Would it be possible to write out each entry below exactly, without the pictures?

**Source records:**
━━━━━━━━

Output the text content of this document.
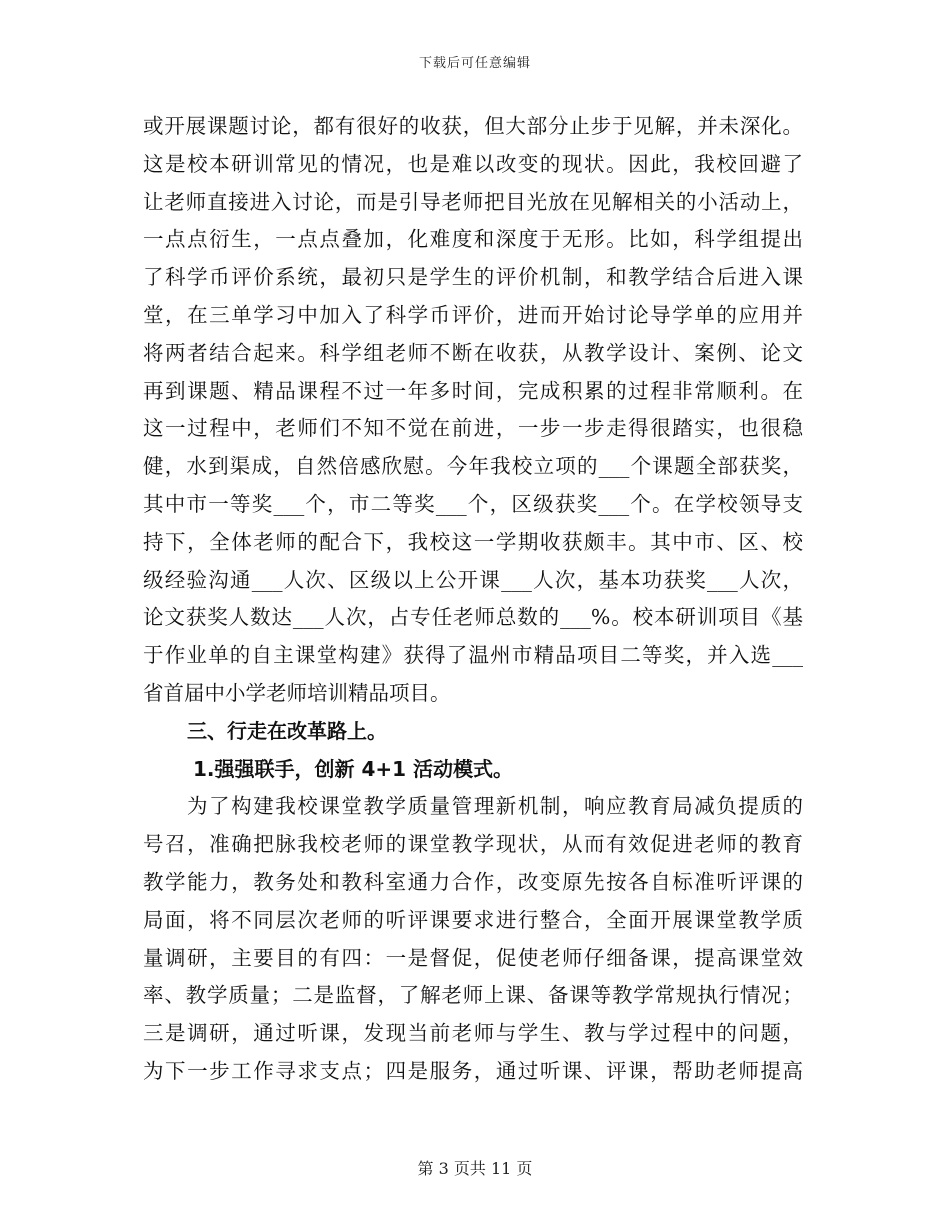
下载后可任意编辑
或开展课题讨论，都有很好的收获，但大部分止步于见解，并未深化。
这是校本研训常见的情况，也是难以改变的现状。因此，我校回避了
让老师直接进入讨论，而是引导老师把目光放在见解相关的小活动上，
一点点衍生，一点点叠加，化难度和深度于无形。比如，科学组提出
了科学币评价系统，最初只是学生的评价机制，和教学结合后进入课
堂，在三单学习中加入了科学币评价，进而开始讨论导学单的应用并
将两者结合起来。科学组老师不断在收获，从教学设计、案例、论文
再到课题、精品课程不过一年多时间，完成积累的过程非常顺利。在
这一过程中，老师们不知不觉在前进，一步一步走得很踏实，也很稳
健，水到渠成，自然倍感欣慰。今年我校立项的___个课题全部获奖，
其中市一等奖___个，市二等奖___个，区级获奖___个。在学校领导支
持下，全体老师的配合下，我校这一学期收获颇丰。其中市、区、校
级经验沟通___人次、区级以上公开课___人次，基本功获奖___人次，
论文获奖人数达___人次，占专任老师总数的___%。校本研训项目《基
于作业单的自主课堂构建》获得了温州市精品项目二等奖，并入选___
省首届中小学老师培训精品项目。
三、行走在改革路上。
1.强强联手，创新 4+1 活动模式。
为了构建我校课堂教学质量管理新机制，响应教育局减负提质的
号召，准确把脉我校老师的课堂教学现状，从而有效促进老师的教育
教学能力，教务处和教科室通力合作，改变原先按各自标准听评课的
局面，将不同层次老师的听评课要求进行整合，全面开展课堂教学质
量调研，主要目的有四：一是督促，促使老师仔细备课，提高课堂效
率、教学质量；二是监督，了解老师上课、备课等教学常规执行情况；
三是调研，通过听课，发现当前老师与学生、教与学过程中的问题，
为下一步工作寻求支点；四是服务，通过听课、评课，帮助老师提高
第 3 页共 11 页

━━━━━━━━

**Expected answer:**
Output the text content of this document.
下载后可任意编辑
或开展课题讨论，都有很好的收获，但大部分止步于见解，并未深化。
这是校本研训常见的情况，也是难以改变的现状。因此，我校回避了
让老师直接进入讨论，而是引导老师把目光放在见解相关的小活动上，
一点点衍生，一点点叠加，化难度和深度于无形。比如，科学组提出
了科学币评价系统，最初只是学生的评价机制，和教学结合后进入课
堂，在三单学习中加入了科学币评价，进而开始讨论导学单的应用并
将两者结合起来。科学组老师不断在收获，从教学设计、案例、论文
再到课题、精品课程不过一年多时间，完成积累的过程非常顺利。在
这一过程中，老师们不知不觉在前进，一步一步走得很踏实，也很稳
健，水到渠成，自然倍感欣慰。今年我校立项的___个课题全部获奖，
其中市一等奖___个，市二等奖___个，区级获奖___个。在学校领导支
持下，全体老师的配合下，我校这一学期收获颇丰。其中市、区、校
级经验沟通___人次、区级以上公开课___人次，基本功获奖___人次，
论文获奖人数达___人次，占专任老师总数的___%。校本研训项目《基
于作业单的自主课堂构建》获得了温州市精品项目二等奖，并入选___
省首届中小学老师培训精品项目。
三、行走在改革路上。
1.强强联手，创新 4+1 活动模式。
为了构建我校课堂教学质量管理新机制，响应教育局减负提质的
号召，准确把脉我校老师的课堂教学现状，从而有效促进老师的教育
教学能力，教务处和教科室通力合作，改变原先按各自标准听评课的
局面，将不同层次老师的听评课要求进行整合，全面开展课堂教学质
量调研，主要目的有四：一是督促，促使老师仔细备课，提高课堂效
率、教学质量；二是监督，了解老师上课、备课等教学常规执行情况；
三是调研，通过听课，发现当前老师与学生、教与学过程中的问题，
为下一步工作寻求支点；四是服务，通过听课、评课，帮助老师提高
第 3 页共 11 页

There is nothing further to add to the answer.